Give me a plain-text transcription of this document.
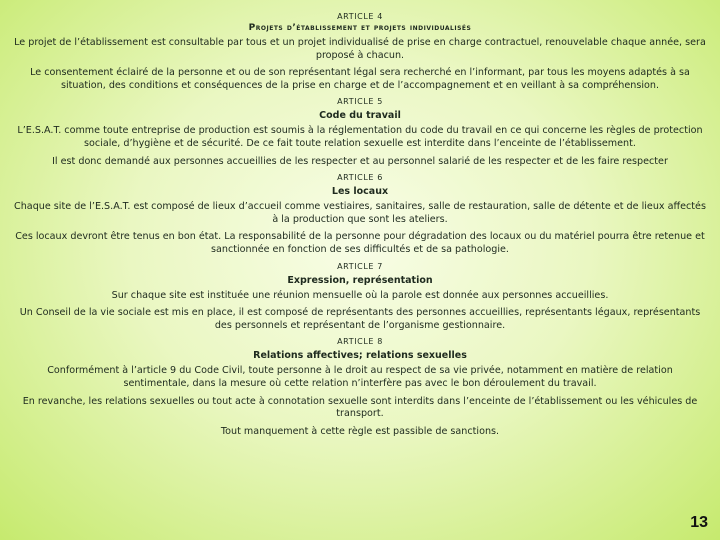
ARTICLE 4
Projets d’établissement et projets individualisés

Le projet de l’établissement est consultable par tous et un projet individualisé de prise en charge contractuel, renouvelable chaque année, sera proposé à chacun.

Le consentement éclairé de la personne et ou de son représentant légal sera recherché en l’informant, par tous les moyens adaptés à sa situation, des conditions et conséquences de la prise en charge et de l’accompagnement et en veillant à sa compréhension.

ARTICLE 5
Code du travail

L’E.S.A.T. comme toute entreprise de production est soumis à la réglementation du code du travail en ce qui concerne les règles de protection sociale, d’hygiène et de sécurité. De ce fait toute relation sexuelle est interdite dans l’enceinte de l’établissement.

Il est donc demandé aux personnes accueillies de les respecter et au personnel salarié de les respecter et de les faire respecter

ARTICLE 6
Les locaux

Chaque site de l’E.S.A.T. est composé de lieux d’accueil comme vestiaires, sanitaires, salle de restauration, salle de détente et de lieux affectés à la production que sont les ateliers.

Ces locaux devront être tenus en bon état. La responsabilité de la personne pour dégradation des locaux ou du matériel pourra être retenue et sanctionnée en fonction de ses difficultés et de sa pathologie.

ARTICLE 7
Expression, représentation

Sur chaque site est instituée une réunion mensuelle où la parole est donnée aux personnes accueillies.

Un Conseil de la vie sociale est mis en place, il est composé de représentants des personnes accueillies, représentants légaux, représentants des personnels et représentant de l’organisme gestionnaire.

ARTICLE 8
Relations affectives; relations sexuelles

Conformément à l’article 9 du Code Civil, toute personne à le droit au respect de sa vie privée, notamment en matière de relation sentimentale, dans la mesure où cette relation n’interfère pas avec le bon déroulement du travail.

En revanche, les relations sexuelles ou tout acte à connotation sexuelle sont interdits dans l’enceinte de l’établissement ou les véhicules de transport.

Tout manquement à cette règle est passible de sanctions.

13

_Task directions_: Filter the listing above for the string "tous" and copy every matching line.

_Answer to the exercise_:
Le projet de l’établissement est consultable par tous et un projet individualisé de prise en charge contractuel, renouvelable chaque année, sera proposé à chacun.
Le consentement éclairé de la personne et ou de son représentant légal sera recherché en l’informant, par tous les moyens adaptés à sa situation, des conditions et conséquences de la prise en charge et de l’accompagnement et en veillant à sa compréhension.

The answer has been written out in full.